[Items from a data source]

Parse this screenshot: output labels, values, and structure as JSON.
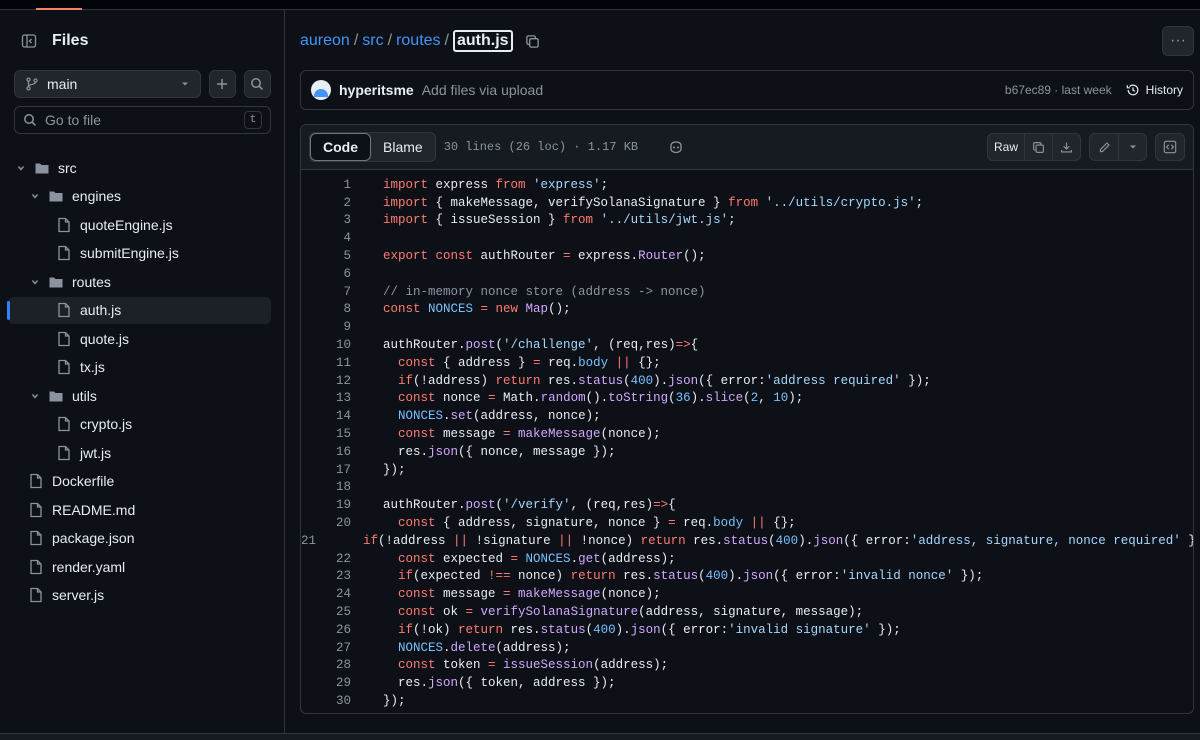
{
  "sidebar": {
    "title": "Files",
    "branch": "main",
    "search_placeholder": "Go to file",
    "search_shortcut": "t",
    "tree": [
      {
        "label": "src",
        "type": "folder",
        "depth": 0,
        "expanded": true
      },
      {
        "label": "engines",
        "type": "folder",
        "depth": 1,
        "expanded": true
      },
      {
        "label": "quoteEngine.js",
        "type": "file",
        "depth": 2
      },
      {
        "label": "submitEngine.js",
        "type": "file",
        "depth": 2
      },
      {
        "label": "routes",
        "type": "folder",
        "depth": 1,
        "expanded": true
      },
      {
        "label": "auth.js",
        "type": "file",
        "depth": 2,
        "selected": true
      },
      {
        "label": "quote.js",
        "type": "file",
        "depth": 2
      },
      {
        "label": "tx.js",
        "type": "file",
        "depth": 2
      },
      {
        "label": "utils",
        "type": "folder",
        "depth": 1,
        "expanded": true
      },
      {
        "label": "crypto.js",
        "type": "file",
        "depth": 2
      },
      {
        "label": "jwt.js",
        "type": "file",
        "depth": 2
      },
      {
        "label": "Dockerfile",
        "type": "file",
        "depth": 0
      },
      {
        "label": "README.md",
        "type": "file",
        "depth": 0
      },
      {
        "label": "package.json",
        "type": "file",
        "depth": 0
      },
      {
        "label": "render.yaml",
        "type": "file",
        "depth": 0
      },
      {
        "label": "server.js",
        "type": "file",
        "depth": 0
      }
    ]
  },
  "breadcrumb": {
    "parts": [
      "aureon",
      "src",
      "routes"
    ],
    "current": "auth.js"
  },
  "commit": {
    "user": "hyperitsme",
    "message": "Add files via upload",
    "sha_time": "b67ec89 · last week",
    "history_label": "History"
  },
  "toolbar": {
    "code_tab": "Code",
    "blame_tab": "Blame",
    "lines_info": "30 lines (26 loc) · 1.17 KB",
    "raw_label": "Raw"
  },
  "code": [
    [
      [
        "k",
        "import"
      ],
      [
        "t",
        " express "
      ],
      [
        "k",
        "from"
      ],
      [
        "s",
        " 'express'"
      ],
      [
        "t",
        ";"
      ]
    ],
    [
      [
        "k",
        "import"
      ],
      [
        "t",
        " { makeMessage, verifySolanaSignature } "
      ],
      [
        "k",
        "from"
      ],
      [
        "s",
        " '../utils/crypto.js'"
      ],
      [
        "t",
        ";"
      ]
    ],
    [
      [
        "k",
        "import"
      ],
      [
        "t",
        " { issueSession } "
      ],
      [
        "k",
        "from"
      ],
      [
        "s",
        " '../utils/jwt.js'"
      ],
      [
        "t",
        ";"
      ]
    ],
    [],
    [
      [
        "k",
        "export const"
      ],
      [
        "t",
        " authRouter "
      ],
      [
        "k",
        "="
      ],
      [
        "t",
        " express."
      ],
      [
        "f",
        "Router"
      ],
      [
        "t",
        "();"
      ]
    ],
    [],
    [
      [
        "c",
        "// in-memory nonce store (address -> nonce)"
      ]
    ],
    [
      [
        "k",
        "const"
      ],
      [
        "n",
        " NONCES"
      ],
      [
        "k",
        " = new"
      ],
      [
        "f",
        " Map"
      ],
      [
        "t",
        "();"
      ]
    ],
    [],
    [
      [
        "t",
        "authRouter."
      ],
      [
        "f",
        "post"
      ],
      [
        "t",
        "("
      ],
      [
        "s",
        "'/challenge'"
      ],
      [
        "t",
        ", (req,res)"
      ],
      [
        "k",
        "=>"
      ],
      [
        "t",
        "{"
      ]
    ],
    [
      [
        "k",
        "  const"
      ],
      [
        "t",
        " { address } "
      ],
      [
        "k",
        "="
      ],
      [
        "t",
        " req."
      ],
      [
        "n",
        "body"
      ],
      [
        "k",
        " ||"
      ],
      [
        "t",
        " {};"
      ]
    ],
    [
      [
        "k",
        "  if"
      ],
      [
        "t",
        "(!address) "
      ],
      [
        "k",
        "return"
      ],
      [
        "t",
        " res."
      ],
      [
        "f",
        "status"
      ],
      [
        "t",
        "("
      ],
      [
        "n",
        "400"
      ],
      [
        "t",
        ")."
      ],
      [
        "f",
        "json"
      ],
      [
        "t",
        "({ error:"
      ],
      [
        "s",
        "'address required'"
      ],
      [
        "t",
        " });"
      ]
    ],
    [
      [
        "k",
        "  const"
      ],
      [
        "t",
        " nonce "
      ],
      [
        "k",
        "="
      ],
      [
        "t",
        " Math."
      ],
      [
        "f",
        "random"
      ],
      [
        "t",
        "()."
      ],
      [
        "f",
        "toString"
      ],
      [
        "t",
        "("
      ],
      [
        "n",
        "36"
      ],
      [
        "t",
        ")."
      ],
      [
        "f",
        "slice"
      ],
      [
        "t",
        "("
      ],
      [
        "n",
        "2"
      ],
      [
        "t",
        ", "
      ],
      [
        "n",
        "10"
      ],
      [
        "t",
        ");"
      ]
    ],
    [
      [
        "n",
        "  NONCES"
      ],
      [
        "t",
        "."
      ],
      [
        "f",
        "set"
      ],
      [
        "t",
        "(address, nonce);"
      ]
    ],
    [
      [
        "k",
        "  const"
      ],
      [
        "t",
        " message "
      ],
      [
        "k",
        "="
      ],
      [
        "f",
        " makeMessage"
      ],
      [
        "t",
        "(nonce);"
      ]
    ],
    [
      [
        "t",
        "  res."
      ],
      [
        "f",
        "json"
      ],
      [
        "t",
        "({ nonce, message });"
      ]
    ],
    [
      [
        "t",
        "});"
      ]
    ],
    [],
    [
      [
        "t",
        "authRouter."
      ],
      [
        "f",
        "post"
      ],
      [
        "t",
        "("
      ],
      [
        "s",
        "'/verify'"
      ],
      [
        "t",
        ", (req,res)"
      ],
      [
        "k",
        "=>"
      ],
      [
        "t",
        "{"
      ]
    ],
    [
      [
        "k",
        "  const"
      ],
      [
        "t",
        " { address, signature, nonce } "
      ],
      [
        "k",
        "="
      ],
      [
        "t",
        " req."
      ],
      [
        "n",
        "body"
      ],
      [
        "k",
        " ||"
      ],
      [
        "t",
        " {};"
      ]
    ],
    [
      [
        "k",
        "  if"
      ],
      [
        "t",
        "(!address "
      ],
      [
        "k",
        "||"
      ],
      [
        "t",
        " !signature "
      ],
      [
        "k",
        "||"
      ],
      [
        "t",
        " !nonce) "
      ],
      [
        "k",
        "return"
      ],
      [
        "t",
        " res."
      ],
      [
        "f",
        "status"
      ],
      [
        "t",
        "("
      ],
      [
        "n",
        "400"
      ],
      [
        "t",
        ")."
      ],
      [
        "f",
        "json"
      ],
      [
        "t",
        "({ error:"
      ],
      [
        "s",
        "'address, signature, nonce required'"
      ],
      [
        "t",
        " });"
      ]
    ],
    [
      [
        "k",
        "  const"
      ],
      [
        "t",
        " expected "
      ],
      [
        "k",
        "="
      ],
      [
        "n",
        " NONCES"
      ],
      [
        "t",
        "."
      ],
      [
        "f",
        "get"
      ],
      [
        "t",
        "(address);"
      ]
    ],
    [
      [
        "k",
        "  if"
      ],
      [
        "t",
        "(expected "
      ],
      [
        "k",
        "!=="
      ],
      [
        "t",
        " nonce) "
      ],
      [
        "k",
        "return"
      ],
      [
        "t",
        " res."
      ],
      [
        "f",
        "status"
      ],
      [
        "t",
        "("
      ],
      [
        "n",
        "400"
      ],
      [
        "t",
        ")."
      ],
      [
        "f",
        "json"
      ],
      [
        "t",
        "({ error:"
      ],
      [
        "s",
        "'invalid nonce'"
      ],
      [
        "t",
        " });"
      ]
    ],
    [
      [
        "k",
        "  const"
      ],
      [
        "t",
        " message "
      ],
      [
        "k",
        "="
      ],
      [
        "f",
        " makeMessage"
      ],
      [
        "t",
        "(nonce);"
      ]
    ],
    [
      [
        "k",
        "  const"
      ],
      [
        "t",
        " ok "
      ],
      [
        "k",
        "="
      ],
      [
        "f",
        " verifySolanaSignature"
      ],
      [
        "t",
        "(address, signature, message);"
      ]
    ],
    [
      [
        "k",
        "  if"
      ],
      [
        "t",
        "(!ok) "
      ],
      [
        "k",
        "return"
      ],
      [
        "t",
        " res."
      ],
      [
        "f",
        "status"
      ],
      [
        "t",
        "("
      ],
      [
        "n",
        "400"
      ],
      [
        "t",
        ")."
      ],
      [
        "f",
        "json"
      ],
      [
        "t",
        "({ error:"
      ],
      [
        "s",
        "'invalid signature'"
      ],
      [
        "t",
        " });"
      ]
    ],
    [
      [
        "n",
        "  NONCES"
      ],
      [
        "t",
        "."
      ],
      [
        "f",
        "delete"
      ],
      [
        "t",
        "(address);"
      ]
    ],
    [
      [
        "k",
        "  const"
      ],
      [
        "t",
        " token "
      ],
      [
        "k",
        "="
      ],
      [
        "f",
        " issueSession"
      ],
      [
        "t",
        "(address);"
      ]
    ],
    [
      [
        "t",
        "  res."
      ],
      [
        "f",
        "json"
      ],
      [
        "t",
        "({ token, address });"
      ]
    ],
    [
      [
        "t",
        "});"
      ]
    ]
  ]
}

▶ _Exercise goal_
Among the entries above, identify all lines with "required" and copy them.

▶ _Solution to the exercise_
        "'address required'"
        "'address, signature, nonce required'"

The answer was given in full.